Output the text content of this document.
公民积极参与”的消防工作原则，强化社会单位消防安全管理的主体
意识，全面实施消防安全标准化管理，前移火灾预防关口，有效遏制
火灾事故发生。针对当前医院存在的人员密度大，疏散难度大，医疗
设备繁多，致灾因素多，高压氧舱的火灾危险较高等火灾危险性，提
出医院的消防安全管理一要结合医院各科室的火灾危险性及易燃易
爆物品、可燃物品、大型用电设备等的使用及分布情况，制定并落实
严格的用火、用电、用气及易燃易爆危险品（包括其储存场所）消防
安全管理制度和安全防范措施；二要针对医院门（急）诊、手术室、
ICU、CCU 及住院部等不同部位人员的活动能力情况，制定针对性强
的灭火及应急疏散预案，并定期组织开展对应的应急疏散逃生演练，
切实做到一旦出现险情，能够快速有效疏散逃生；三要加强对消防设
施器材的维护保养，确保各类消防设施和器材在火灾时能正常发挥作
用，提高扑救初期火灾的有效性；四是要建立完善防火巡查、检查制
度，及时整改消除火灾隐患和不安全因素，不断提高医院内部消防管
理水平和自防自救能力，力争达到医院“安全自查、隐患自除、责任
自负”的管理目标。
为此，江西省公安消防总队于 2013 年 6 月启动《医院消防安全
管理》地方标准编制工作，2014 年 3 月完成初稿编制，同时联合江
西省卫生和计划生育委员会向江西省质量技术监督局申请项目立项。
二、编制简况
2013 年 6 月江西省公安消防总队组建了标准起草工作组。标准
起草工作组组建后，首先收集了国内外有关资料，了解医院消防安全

--

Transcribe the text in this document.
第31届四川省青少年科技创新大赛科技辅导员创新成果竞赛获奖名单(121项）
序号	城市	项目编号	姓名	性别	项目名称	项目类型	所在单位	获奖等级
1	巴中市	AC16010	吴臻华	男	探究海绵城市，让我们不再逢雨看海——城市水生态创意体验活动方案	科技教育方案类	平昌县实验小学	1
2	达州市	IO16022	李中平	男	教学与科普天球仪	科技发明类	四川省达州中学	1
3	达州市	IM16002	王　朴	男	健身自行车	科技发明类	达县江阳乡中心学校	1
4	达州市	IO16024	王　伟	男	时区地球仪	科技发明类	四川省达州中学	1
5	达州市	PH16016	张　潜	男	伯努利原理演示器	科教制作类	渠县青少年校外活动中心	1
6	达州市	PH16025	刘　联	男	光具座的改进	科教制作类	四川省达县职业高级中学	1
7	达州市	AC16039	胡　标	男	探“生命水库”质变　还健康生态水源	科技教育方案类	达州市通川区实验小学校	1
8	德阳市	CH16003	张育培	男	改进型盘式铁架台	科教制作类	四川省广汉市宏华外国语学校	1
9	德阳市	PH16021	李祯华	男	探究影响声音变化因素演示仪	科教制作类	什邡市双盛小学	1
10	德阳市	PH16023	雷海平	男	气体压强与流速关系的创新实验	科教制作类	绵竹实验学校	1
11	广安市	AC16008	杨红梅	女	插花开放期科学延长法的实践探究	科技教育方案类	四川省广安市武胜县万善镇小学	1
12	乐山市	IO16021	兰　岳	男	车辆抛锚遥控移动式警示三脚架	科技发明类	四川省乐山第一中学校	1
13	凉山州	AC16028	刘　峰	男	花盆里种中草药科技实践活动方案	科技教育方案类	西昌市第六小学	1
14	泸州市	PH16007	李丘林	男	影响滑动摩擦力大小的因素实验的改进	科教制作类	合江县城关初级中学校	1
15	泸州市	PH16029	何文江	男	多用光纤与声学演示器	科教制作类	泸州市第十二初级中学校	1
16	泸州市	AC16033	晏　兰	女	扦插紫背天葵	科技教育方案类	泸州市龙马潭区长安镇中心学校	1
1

==

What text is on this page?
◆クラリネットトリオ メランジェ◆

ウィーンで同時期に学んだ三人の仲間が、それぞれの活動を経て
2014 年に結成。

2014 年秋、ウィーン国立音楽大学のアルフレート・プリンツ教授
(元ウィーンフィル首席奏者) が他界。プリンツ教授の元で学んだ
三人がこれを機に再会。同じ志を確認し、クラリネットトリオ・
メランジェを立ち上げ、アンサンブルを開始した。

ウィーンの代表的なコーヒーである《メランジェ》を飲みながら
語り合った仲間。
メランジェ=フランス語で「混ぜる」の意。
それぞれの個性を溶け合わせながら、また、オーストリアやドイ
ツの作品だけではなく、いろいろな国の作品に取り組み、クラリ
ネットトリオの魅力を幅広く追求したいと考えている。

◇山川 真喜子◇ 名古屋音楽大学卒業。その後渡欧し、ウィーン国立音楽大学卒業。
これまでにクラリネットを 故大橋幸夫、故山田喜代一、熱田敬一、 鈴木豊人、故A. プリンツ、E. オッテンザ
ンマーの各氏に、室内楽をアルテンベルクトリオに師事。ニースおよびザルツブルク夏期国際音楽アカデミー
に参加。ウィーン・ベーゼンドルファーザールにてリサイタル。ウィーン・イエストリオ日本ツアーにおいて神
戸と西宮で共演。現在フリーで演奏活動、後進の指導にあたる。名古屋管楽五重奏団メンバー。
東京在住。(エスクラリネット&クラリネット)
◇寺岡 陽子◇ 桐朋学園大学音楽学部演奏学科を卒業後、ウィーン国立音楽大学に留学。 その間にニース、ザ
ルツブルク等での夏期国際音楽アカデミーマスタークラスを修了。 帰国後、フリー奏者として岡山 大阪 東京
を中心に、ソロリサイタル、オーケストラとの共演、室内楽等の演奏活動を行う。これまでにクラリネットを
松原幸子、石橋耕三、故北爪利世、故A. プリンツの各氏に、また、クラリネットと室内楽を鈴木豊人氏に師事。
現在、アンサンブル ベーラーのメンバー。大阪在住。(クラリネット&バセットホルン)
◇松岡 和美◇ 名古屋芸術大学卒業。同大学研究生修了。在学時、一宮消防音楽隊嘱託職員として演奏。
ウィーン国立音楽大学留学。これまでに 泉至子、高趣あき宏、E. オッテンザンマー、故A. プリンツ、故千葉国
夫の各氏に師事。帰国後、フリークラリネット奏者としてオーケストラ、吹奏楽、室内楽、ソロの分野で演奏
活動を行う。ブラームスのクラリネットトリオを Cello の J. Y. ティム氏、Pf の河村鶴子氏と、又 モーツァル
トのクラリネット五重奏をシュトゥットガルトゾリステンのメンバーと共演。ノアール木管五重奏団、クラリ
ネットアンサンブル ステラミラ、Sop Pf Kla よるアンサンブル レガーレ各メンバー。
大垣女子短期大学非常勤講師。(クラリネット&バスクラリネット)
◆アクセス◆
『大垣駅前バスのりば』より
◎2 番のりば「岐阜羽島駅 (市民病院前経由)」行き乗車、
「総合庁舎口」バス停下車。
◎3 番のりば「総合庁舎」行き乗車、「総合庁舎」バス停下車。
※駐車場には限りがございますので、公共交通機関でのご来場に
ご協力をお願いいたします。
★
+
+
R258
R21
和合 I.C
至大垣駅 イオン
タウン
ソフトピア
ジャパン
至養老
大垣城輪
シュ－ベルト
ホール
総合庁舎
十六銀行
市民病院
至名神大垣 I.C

REQUIREMENTS - Using the material above, copy every line in which the string "番のりば" occurs.

TASK ANSWER -
◎2 番のりば「岐阜羽島駅 (市民病院前経由)」行き乗車、
◎3 番のりば「総合庁舎」行き乗車、「総合庁舎」バス停下車。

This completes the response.